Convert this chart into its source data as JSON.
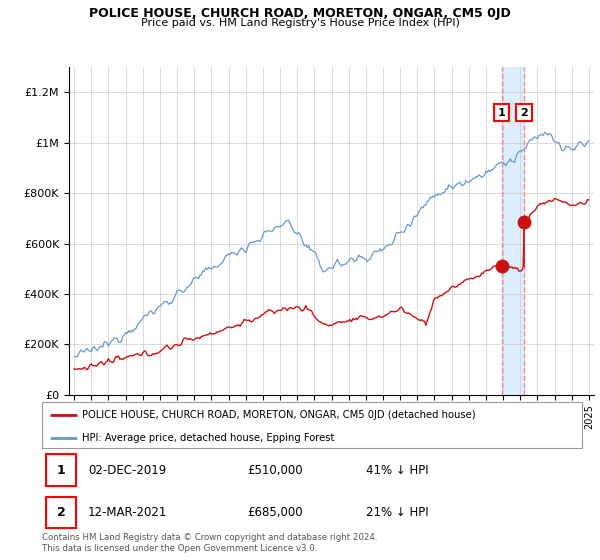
{
  "title": "POLICE HOUSE, CHURCH ROAD, MORETON, ONGAR, CM5 0JD",
  "subtitle": "Price paid vs. HM Land Registry's House Price Index (HPI)",
  "ylabel_ticks": [
    "£0",
    "£200K",
    "£400K",
    "£600K",
    "£800K",
    "£1M",
    "£1.2M"
  ],
  "ytick_values": [
    0,
    200000,
    400000,
    600000,
    800000,
    1000000,
    1200000
  ],
  "ylim": [
    0,
    1300000
  ],
  "xlim_start": 1994.7,
  "xlim_end": 2025.3,
  "hpi_color": "#6699cc",
  "hpi_color_light": "#aabbdd",
  "price_color": "#cc1111",
  "vline1_x": 2019.917,
  "vline2_x": 2021.208,
  "vline_color": "#ff8888",
  "vfill_color": "#ddeeff",
  "marker_color": "#cc1111",
  "sale1_y": 510000,
  "sale2_y": 685000,
  "ann1_label": "1",
  "ann2_label": "2",
  "ann_y": 1120000,
  "legend_label_red": "POLICE HOUSE, CHURCH ROAD, MORETON, ONGAR, CM5 0JD (detached house)",
  "legend_label_blue": "HPI: Average price, detached house, Epping Forest",
  "table_rows": [
    {
      "num": "1",
      "date": "02-DEC-2019",
      "price": "£510,000",
      "hpi": "41% ↓ HPI"
    },
    {
      "num": "2",
      "date": "12-MAR-2021",
      "price": "£685,000",
      "hpi": "21% ↓ HPI"
    }
  ],
  "footer": "Contains HM Land Registry data © Crown copyright and database right 2024.\nThis data is licensed under the Open Government Licence v3.0.",
  "background_color": "#ffffff",
  "grid_color": "#cccccc"
}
·····
Identify the lines that contain the string "detached", and copy every one of them.

  "legend_label_red": "POLICE HOUSE, CHURCH ROAD, MORETON, ONGAR, CM5 0JD (detached house)",
  "legend_label_blue": "HPI: Average price, detached house, Epping Forest",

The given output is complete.